• [Source data]
◇ ◇ ◇ ◇ ◇
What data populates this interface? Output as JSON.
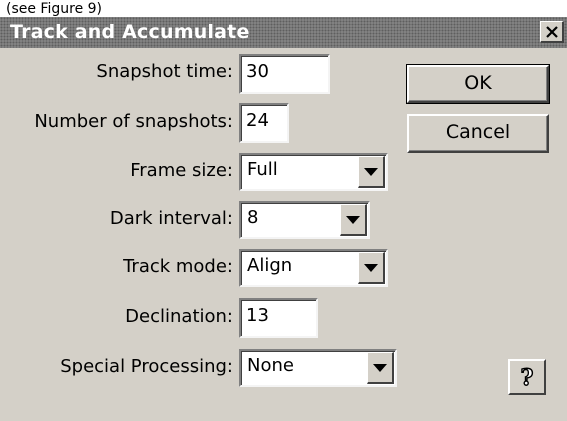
{
  "caption_hint": "(see Figure 9)",
  "dialog": {
    "title": "Track and Accumulate",
    "close_glyph": "✕"
  },
  "form": {
    "snapshot_time": {
      "label": "Snapshot time:",
      "value": "30"
    },
    "number_of_snapshots": {
      "label": "Number of snapshots:",
      "value": "24"
    },
    "frame_size": {
      "label": "Frame size:",
      "selected": "Full"
    },
    "dark_interval": {
      "label": "Dark interval:",
      "selected": "8"
    },
    "track_mode": {
      "label": "Track mode:",
      "selected": "Align"
    },
    "declination": {
      "label": "Declination:",
      "value": "13"
    },
    "special_processing": {
      "label": "Special Processing:",
      "selected": "None"
    }
  },
  "buttons": {
    "ok": "OK",
    "cancel": "Cancel",
    "help_glyph": "?"
  },
  "icons": {
    "close": "close-icon",
    "dropdown": "chevron-down-icon",
    "help": "help-icon"
  },
  "colors": {
    "face": "#d4d0c8",
    "titlebar": "#8a8a8a"
  }
}
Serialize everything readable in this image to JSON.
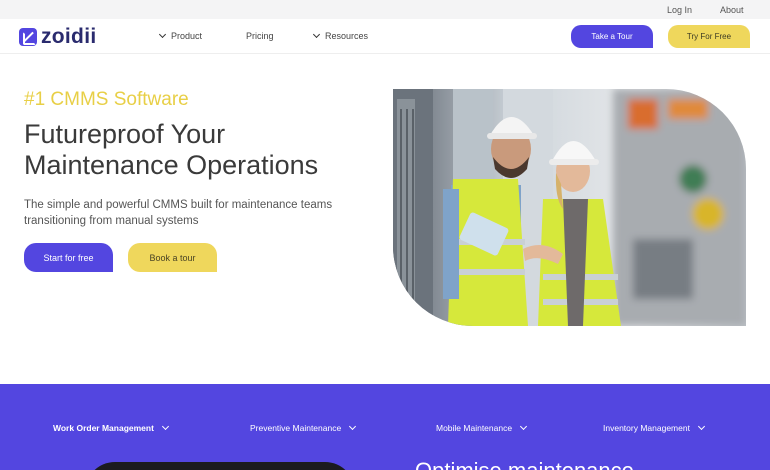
{
  "utility": {
    "login": "Log In",
    "about": "About"
  },
  "nav": {
    "logo_text": "zoidii",
    "items": [
      {
        "label": "Product",
        "has_dropdown": true
      },
      {
        "label": "Pricing",
        "has_dropdown": false
      },
      {
        "label": "Resources",
        "has_dropdown": true
      }
    ],
    "tour_button": "Take a Tour",
    "free_button": "Try For Free"
  },
  "hero": {
    "eyebrow": "#1 CMMS Software",
    "headline_line1": "Futureproof Your",
    "headline_line2": "Maintenance Operations",
    "subtext": "The simple and powerful CMMS built for maintenance teams transitioning from manual systems",
    "start_button": "Start for free",
    "book_button": "Book a tour"
  },
  "features": {
    "tabs": [
      {
        "label": "Work Order Management",
        "active": true
      },
      {
        "label": "Preventive Maintenance",
        "active": false
      },
      {
        "label": "Mobile Maintenance",
        "active": false
      },
      {
        "label": "Inventory Management",
        "active": false
      }
    ],
    "heading": "Optimise maintenance"
  },
  "colors": {
    "primary": "#5346e0",
    "accent_yellow": "#efd75c",
    "eyebrow_yellow": "#e8cf46",
    "heading_dark": "#3a3a3a"
  },
  "icons": {
    "logo": "zoidii-logo-icon",
    "dropdown": "chevron-down-icon"
  }
}
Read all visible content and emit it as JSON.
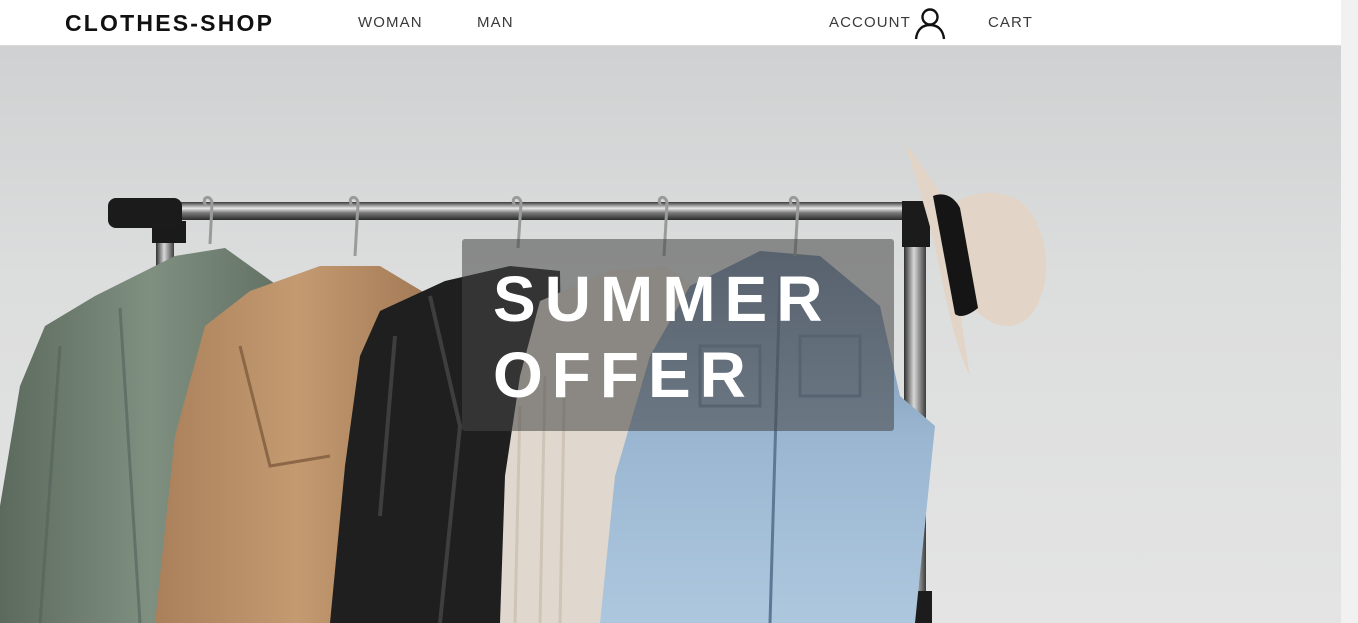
{
  "nav": {
    "brand": "CLOTHES-SHOP",
    "links": [
      {
        "label": "WOMAN"
      },
      {
        "label": "MAN"
      }
    ],
    "account_label": "ACCOUNT",
    "cart_label": "CART"
  },
  "hero": {
    "title": "SUMMER\nOFFER"
  },
  "colors": {
    "nav_background": "#ffffff",
    "text_dark": "#111111",
    "hero_background": "#dcdddd",
    "offer_overlay": "#464646",
    "offer_text": "#ffffff"
  },
  "icons": {
    "account": "user-icon"
  }
}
◇ ◇ ◇ ◇ ◇
• [Directive]
Look through the records and gather every line containing "this".

• [Task result]
What data populates this interface? Output as JSON.
Serialize everything readable in this image to JSON.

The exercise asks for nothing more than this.